**Document section**
--- START ---
Subject: | CDATA are no child nodes |
Dear Ronan,
I have noticed that SVG does not treat PCDATA sections (e.g. inside a
text elements) as child nodes. This leads to several problems.
1) According to the DOM (e.g. http://www.w3.org/TR/DOM-Level-3-
you do for example
my $svg = SVG->new(width => 200, height => 200);
my $text = $svg->text('x' => 20, 'y' => 100, id => 't01');
$text->tspan->cdata('foo');
$text->cdata('bar');
then $text->getChildNodes should give you the tspan and the cdata
nodes. XML parsers like libxml2 do this. If you feed the SVG document
<?xml version="1.0" standalone="no"?>
<!DOCTYPE svg PUBLIC "-//W3C//DTD SVG 1.1//EN"
"http://www.w3.org/Graphics/SVG/1.1/DTD/svg11.dtd">
<svg width="200" height="200" xmlns="http://www.w3.org/2000/svg"
version="1.1">
<text x="20" y="100"><tspan>foo</tspan>bar<tspan>baz</text>
</svg>
into the code
use XML::LibXML;
my $parser = XML::LibXML->new();
$parser->validation(0);
$parser->no_network(1);
$parser->recover(1);
my $dom = $parser->parse_file('tspan_cdata.svg');
foreach($dom->getElementsByTagName('text')) {
foreach($_->getChildNodes) {
print $_->getName, "\n";
}
}
you get the output
tspan
#text
I am aware of the fact that SVG does not attempt to implement the full
DOM, but I think that the supported subset should follow the DOM
specification.
2) More importantly, the issue is not purely academic. The SVG DTD (see
http://www.w3.org/TR/SVG11/text.html#TextElement for the relevant
section) specifies the content of the text element as:
"( #PCDATA | %SVG.Description.class; | %SVG.Animation.class;
%SVG.TextContent.class; %SVG.Hyperlink.class;
%SVG.text.extra.content; )*"
--- END ---
(Element and box listings)
--- START ---
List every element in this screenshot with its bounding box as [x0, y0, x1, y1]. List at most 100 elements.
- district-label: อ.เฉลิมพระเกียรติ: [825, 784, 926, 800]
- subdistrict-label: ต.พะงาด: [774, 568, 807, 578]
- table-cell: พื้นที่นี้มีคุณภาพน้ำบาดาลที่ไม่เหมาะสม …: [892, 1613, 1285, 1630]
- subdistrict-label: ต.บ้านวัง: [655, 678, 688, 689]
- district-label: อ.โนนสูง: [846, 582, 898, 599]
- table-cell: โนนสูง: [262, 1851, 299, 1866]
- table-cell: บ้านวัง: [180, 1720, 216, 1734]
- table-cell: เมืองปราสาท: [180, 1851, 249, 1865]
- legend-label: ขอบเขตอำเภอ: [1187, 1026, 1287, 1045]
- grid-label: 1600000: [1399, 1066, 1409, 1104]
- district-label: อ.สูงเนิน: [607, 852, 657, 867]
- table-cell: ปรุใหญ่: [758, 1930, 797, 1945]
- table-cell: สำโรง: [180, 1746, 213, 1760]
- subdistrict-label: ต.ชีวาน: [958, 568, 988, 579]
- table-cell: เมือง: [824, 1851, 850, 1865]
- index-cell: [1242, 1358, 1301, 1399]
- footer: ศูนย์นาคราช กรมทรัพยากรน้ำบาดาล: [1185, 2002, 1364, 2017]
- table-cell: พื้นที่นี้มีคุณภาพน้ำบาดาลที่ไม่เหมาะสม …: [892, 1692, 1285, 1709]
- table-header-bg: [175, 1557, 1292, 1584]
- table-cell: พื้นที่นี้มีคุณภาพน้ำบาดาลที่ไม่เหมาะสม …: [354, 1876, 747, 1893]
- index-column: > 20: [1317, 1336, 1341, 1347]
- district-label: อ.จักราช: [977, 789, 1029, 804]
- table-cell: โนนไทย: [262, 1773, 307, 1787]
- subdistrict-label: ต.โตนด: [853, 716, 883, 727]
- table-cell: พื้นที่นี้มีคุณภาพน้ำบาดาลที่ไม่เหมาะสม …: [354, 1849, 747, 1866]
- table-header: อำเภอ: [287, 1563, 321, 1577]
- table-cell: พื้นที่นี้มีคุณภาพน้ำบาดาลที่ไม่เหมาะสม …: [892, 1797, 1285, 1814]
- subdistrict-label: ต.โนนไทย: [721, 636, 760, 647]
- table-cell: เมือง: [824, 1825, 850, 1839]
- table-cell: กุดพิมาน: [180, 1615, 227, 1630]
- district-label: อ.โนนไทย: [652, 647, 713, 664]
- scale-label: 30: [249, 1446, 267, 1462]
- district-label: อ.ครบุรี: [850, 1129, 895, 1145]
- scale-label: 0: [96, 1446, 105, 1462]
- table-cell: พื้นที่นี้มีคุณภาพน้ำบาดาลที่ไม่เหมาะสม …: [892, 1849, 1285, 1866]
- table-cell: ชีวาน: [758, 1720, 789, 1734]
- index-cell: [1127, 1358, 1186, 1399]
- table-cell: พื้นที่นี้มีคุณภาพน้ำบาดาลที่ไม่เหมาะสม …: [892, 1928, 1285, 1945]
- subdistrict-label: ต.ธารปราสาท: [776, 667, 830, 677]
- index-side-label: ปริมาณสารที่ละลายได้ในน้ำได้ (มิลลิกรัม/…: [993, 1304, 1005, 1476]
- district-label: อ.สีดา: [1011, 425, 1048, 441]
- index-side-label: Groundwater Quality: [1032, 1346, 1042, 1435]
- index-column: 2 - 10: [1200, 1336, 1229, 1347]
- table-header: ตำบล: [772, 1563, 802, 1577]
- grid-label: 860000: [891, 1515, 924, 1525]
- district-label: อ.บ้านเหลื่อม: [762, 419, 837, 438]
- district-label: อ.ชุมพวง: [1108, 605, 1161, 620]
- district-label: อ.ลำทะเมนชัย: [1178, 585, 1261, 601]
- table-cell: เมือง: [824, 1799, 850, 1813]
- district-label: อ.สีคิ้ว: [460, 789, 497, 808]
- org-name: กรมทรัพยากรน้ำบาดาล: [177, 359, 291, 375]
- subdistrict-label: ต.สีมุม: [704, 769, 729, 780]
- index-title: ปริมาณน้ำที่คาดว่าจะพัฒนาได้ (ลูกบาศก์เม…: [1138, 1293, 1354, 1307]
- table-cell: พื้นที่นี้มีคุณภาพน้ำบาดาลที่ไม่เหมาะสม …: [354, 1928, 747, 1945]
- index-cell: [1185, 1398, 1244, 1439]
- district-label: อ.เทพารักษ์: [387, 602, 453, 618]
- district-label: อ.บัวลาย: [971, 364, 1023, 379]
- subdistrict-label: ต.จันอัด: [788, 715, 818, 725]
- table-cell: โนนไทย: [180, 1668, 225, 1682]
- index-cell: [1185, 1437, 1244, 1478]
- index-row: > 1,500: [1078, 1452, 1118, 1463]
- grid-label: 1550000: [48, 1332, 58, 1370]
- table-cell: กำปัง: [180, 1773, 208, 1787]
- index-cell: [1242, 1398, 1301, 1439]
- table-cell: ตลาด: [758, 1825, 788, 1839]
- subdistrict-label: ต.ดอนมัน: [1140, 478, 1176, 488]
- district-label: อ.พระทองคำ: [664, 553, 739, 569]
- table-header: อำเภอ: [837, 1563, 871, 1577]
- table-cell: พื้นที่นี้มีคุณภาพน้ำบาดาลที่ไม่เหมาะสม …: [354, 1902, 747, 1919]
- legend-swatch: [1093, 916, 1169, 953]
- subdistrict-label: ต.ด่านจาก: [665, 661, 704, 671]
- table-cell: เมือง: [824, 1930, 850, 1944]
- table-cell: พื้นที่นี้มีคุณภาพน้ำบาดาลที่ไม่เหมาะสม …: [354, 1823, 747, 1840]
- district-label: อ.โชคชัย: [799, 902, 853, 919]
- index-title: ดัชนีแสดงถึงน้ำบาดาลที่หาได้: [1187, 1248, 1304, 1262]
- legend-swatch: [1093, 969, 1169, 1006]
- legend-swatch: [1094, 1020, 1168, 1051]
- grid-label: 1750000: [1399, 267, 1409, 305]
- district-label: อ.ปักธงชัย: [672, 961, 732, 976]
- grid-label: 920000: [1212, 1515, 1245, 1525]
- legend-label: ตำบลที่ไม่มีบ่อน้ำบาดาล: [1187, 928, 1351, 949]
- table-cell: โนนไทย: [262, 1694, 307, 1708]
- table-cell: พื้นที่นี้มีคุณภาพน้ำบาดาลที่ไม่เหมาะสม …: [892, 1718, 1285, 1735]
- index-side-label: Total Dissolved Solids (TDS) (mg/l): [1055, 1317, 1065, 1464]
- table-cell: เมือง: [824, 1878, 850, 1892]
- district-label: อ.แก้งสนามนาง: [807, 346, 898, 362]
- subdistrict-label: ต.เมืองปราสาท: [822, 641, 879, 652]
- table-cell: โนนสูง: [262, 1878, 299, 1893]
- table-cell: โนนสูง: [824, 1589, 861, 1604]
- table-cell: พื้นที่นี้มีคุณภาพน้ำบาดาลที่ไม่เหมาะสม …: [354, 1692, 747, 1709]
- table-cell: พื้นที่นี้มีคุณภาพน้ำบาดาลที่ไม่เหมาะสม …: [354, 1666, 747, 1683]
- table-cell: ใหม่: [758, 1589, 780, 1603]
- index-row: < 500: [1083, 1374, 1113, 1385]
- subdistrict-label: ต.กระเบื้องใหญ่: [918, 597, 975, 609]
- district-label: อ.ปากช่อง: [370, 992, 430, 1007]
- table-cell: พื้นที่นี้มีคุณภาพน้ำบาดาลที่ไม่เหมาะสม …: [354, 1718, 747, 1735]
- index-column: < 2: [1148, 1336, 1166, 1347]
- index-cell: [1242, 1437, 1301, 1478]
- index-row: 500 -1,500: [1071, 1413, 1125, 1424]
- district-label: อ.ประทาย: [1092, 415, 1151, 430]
--- END ---
**Stated task**
Extend the message above about SVG text elements not treating CDATA as child nodes, picking up after its last line.

**The response**
This means that it is perfectly valid to mix multiple tspan (or tref
etc.) elements with multiple CDATA sections. However, the code
my $svg = SVG->new(width => 200, height => 200);
my $text = $svg->text('x' => 20, 'y' => 100, id => 't01');
$text->tspan->cdata('foo');
$text->cdata('bar');
$text->tspan->cdata('baz');
$text->cdata('qux');
print $svg->xmlify, "\n";
produces
<?xml version="1.0" encoding="UTF-8" standalone="yes"?>
<!DOCTYPE svg PUBLIC "-//W3C//DTD SVG 1.0//EN"
"http://www.w3.org/TR/2001/REC-SVG-20010904/DTD/svg10.dtd">
<svg height="200" width="200" xmlns="http://www.w3.org/2000/svg"
xmlns:svg="http://www.w3.org/2000/svg"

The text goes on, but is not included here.